== Text extract ==
>>>>
# Question about working with jatoba



## dstenson (Sep 27, 2008)

Hi there, I've got a few nice pieces of jatoba (bargain bin from flooring company) and I'm thinking of using them in a small wall hung cabinet. I can find very little information online about working with it. I've seen a only handful of projects here that have used jatoba (boxes, lamps, outdoor furniture).
I'm curious what you all think of it for furniture construction. 
Is it hard to work, dull your tools quickly, finish nicely, any surprises to look out for? 
Thanks everyone, any and all thoughts appreciated.

Happy New Year!


----------



## sbryan55 (Dec 8, 2007)

Jatoba, or brazillian cherry, works easily enough but it is a very hard wood. It is about twice as hard as oak and will dull your saw blades much quicker than oak. But other than that it works pretty much like cherry. It doesn't need any stain because, like cherry, it is gorgeous enough on its own. Like cherry it will darken with exposure to light.


----------



## oldworld124 (Mar 2, 2008)

Jatoba can twist and move quite a bit. It is OK to use for furniture and cabinets. However, I recommend you plan your projects so as to be able to glue the pieces as soon as possible after milling. This will give you the best results.


----------



## TheCaver (Nov 21, 2007)

+1 on the moving and twisting…...

JC


----------



## Anthrax (Mar 24, 2008)

i don't like jatoba much. i don't really like the grain of it. its really really hard though. dulls tools very fast and when crosscutting chiping is very common.


----------



## dstenson (Sep 27, 2008)

Thanks for all the tips guys. Much appreciated…moving and twisting, chipping…all good to know ahead of time. I do like the look of it, and will likely just use a clear finish.
thanks again, Devin


----------



## sharad (Dec 26, 2007)

Devin, your question about using Jatoba was so useful for everyone. I thank you and all the expert and experienced LJs for providing such valuable information about the wood. More expert comments are awaited.
Sharad


----------



## MarcInAylmerQC (Jun 18, 2008)
<<<<
== Aim 1 ==
Rewrite the jatoba thread starting with "Devin, your question" and going on through "comments are awaited.", putting "helpful" in place of "valuable".
== Aim 2 ==
Write the next part of the forum thread on working with jatoba, picking up after its last line.

== Listed entries ==
>>>>
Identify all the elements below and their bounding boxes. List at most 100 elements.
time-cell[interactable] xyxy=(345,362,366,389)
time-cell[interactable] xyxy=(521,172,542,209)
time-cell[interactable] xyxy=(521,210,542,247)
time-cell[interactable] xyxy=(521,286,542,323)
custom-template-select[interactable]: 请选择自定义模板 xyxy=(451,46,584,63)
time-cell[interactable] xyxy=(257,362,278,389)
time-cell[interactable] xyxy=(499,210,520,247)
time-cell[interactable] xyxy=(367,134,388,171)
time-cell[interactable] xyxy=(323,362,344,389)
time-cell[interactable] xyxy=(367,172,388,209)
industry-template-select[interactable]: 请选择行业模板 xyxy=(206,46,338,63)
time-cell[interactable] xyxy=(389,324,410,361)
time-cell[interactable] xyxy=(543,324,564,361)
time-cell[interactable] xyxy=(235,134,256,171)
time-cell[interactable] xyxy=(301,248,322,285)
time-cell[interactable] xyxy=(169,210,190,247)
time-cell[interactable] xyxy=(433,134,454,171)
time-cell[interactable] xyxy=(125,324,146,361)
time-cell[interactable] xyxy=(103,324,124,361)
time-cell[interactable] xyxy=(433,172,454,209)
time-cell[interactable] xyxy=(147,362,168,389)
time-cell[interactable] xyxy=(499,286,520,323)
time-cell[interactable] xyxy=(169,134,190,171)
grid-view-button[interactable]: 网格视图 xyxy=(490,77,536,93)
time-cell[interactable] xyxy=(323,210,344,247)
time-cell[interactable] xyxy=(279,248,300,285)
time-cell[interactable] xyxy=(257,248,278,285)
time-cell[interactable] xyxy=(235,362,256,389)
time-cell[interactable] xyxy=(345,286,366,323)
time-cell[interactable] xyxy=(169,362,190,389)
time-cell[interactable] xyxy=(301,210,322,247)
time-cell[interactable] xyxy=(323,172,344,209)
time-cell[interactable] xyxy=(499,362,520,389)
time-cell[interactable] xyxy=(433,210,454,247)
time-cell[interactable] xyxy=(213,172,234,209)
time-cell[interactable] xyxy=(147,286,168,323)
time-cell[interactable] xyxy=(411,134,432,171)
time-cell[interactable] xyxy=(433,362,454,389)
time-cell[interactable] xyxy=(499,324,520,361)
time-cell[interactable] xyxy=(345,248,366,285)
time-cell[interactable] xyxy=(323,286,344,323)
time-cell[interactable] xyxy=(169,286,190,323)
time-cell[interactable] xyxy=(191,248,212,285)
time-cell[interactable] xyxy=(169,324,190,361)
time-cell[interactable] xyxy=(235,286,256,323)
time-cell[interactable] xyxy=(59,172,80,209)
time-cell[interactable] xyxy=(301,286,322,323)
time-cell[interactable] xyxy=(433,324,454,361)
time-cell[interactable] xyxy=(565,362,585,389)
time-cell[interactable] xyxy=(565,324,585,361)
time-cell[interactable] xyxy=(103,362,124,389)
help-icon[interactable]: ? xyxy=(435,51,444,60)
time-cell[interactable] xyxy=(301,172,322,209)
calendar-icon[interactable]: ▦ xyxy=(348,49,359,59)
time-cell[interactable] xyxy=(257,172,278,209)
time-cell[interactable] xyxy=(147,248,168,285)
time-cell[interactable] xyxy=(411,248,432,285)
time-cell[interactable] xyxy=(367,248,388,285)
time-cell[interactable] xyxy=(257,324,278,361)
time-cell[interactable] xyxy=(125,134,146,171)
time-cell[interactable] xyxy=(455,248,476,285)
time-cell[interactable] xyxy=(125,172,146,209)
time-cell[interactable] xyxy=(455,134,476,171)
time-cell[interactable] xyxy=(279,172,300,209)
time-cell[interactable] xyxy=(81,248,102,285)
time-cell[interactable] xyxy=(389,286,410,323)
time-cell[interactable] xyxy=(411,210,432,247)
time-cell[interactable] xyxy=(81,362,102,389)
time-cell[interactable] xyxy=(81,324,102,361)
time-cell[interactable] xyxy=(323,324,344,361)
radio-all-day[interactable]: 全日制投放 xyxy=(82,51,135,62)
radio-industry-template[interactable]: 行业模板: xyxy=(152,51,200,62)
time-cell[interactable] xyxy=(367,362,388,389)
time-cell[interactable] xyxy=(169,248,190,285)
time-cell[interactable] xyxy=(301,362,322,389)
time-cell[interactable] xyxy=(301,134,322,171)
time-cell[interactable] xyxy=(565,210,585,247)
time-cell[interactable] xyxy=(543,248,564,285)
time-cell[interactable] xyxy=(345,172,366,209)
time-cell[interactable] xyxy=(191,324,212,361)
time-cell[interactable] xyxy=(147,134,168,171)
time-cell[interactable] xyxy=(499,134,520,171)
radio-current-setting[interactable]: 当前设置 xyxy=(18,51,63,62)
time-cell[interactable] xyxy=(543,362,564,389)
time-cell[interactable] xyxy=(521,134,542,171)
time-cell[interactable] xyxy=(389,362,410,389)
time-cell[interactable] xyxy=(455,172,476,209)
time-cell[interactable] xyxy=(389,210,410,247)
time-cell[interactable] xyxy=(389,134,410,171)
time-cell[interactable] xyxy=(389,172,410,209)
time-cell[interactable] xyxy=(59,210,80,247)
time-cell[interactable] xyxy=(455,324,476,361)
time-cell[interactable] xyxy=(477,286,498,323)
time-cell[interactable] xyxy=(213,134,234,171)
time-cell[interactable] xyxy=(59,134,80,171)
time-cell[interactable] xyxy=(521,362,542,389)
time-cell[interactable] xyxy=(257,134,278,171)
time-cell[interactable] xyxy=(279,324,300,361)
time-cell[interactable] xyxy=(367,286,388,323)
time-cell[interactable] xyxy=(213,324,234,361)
<<<<
== Exercise response 1 ==
Devin, your question about using Jatoba was so useful for everyone. I thank you and all the expert and experienced LJs for providing such helpful information about the wood. More expert comments are awaited.

== Exercise response 2 ==
Drilling is also tough in jatoba: it can burn a drill bit fast. If you're using a forstner bit, take "small bites" at a time, pulling the bit out to clear the chips often or it will burn. Make sure to lubricate any screws with soap or wax or they will break for sure. I put up some pictures of a sofa base I built: see my projects if you're interested.

Cheers
Marc in Aylmer, Qc


----------



## dstenson (Sep 27, 2008)

Sharad, I agree, LJ's is truly an amazing resource for us woodworkers. The information that experts are willing to provide is incredible and such a valuable learning experience for me.
Thanks for the tips Marc, and thanks for loading the pictures of your sofa base. Looks very nice, and it really shows me what the wood looks like all finished.


----------



## woodbutcher (Dec 29, 2006)

Jatoba is extremely hard and does dull cutting toold quickly. Crosscuts will inevitably incurr chipping.All of this has already been stated along with the tight grained charecteristic. What has not been said and I've experienced is that it has open pores also, which when finished initially with tung oil alone will cause spotting. I believe that it is the woods propensity to absorb too much oil at first and then try to dry from the surface first and underneath the finish later? This has been my observation when using 2parts tung oil and 1part mineral spirits.Possibly pure undiluted oil finishes would not exhibit this same result? I'm still planning to use a lot of Jatoba in other projects however! I just have to overcome the finishing nuances of this particular wood.Good luck and keep those cutting tools sharp!
Sincerely,
Ken McGinnis


----------



## kolwdwrkr (Jul 27, 2008)

COURBARIL (H)
Commercial Names: Locust (west Indies); West Indian locust (UK, USA).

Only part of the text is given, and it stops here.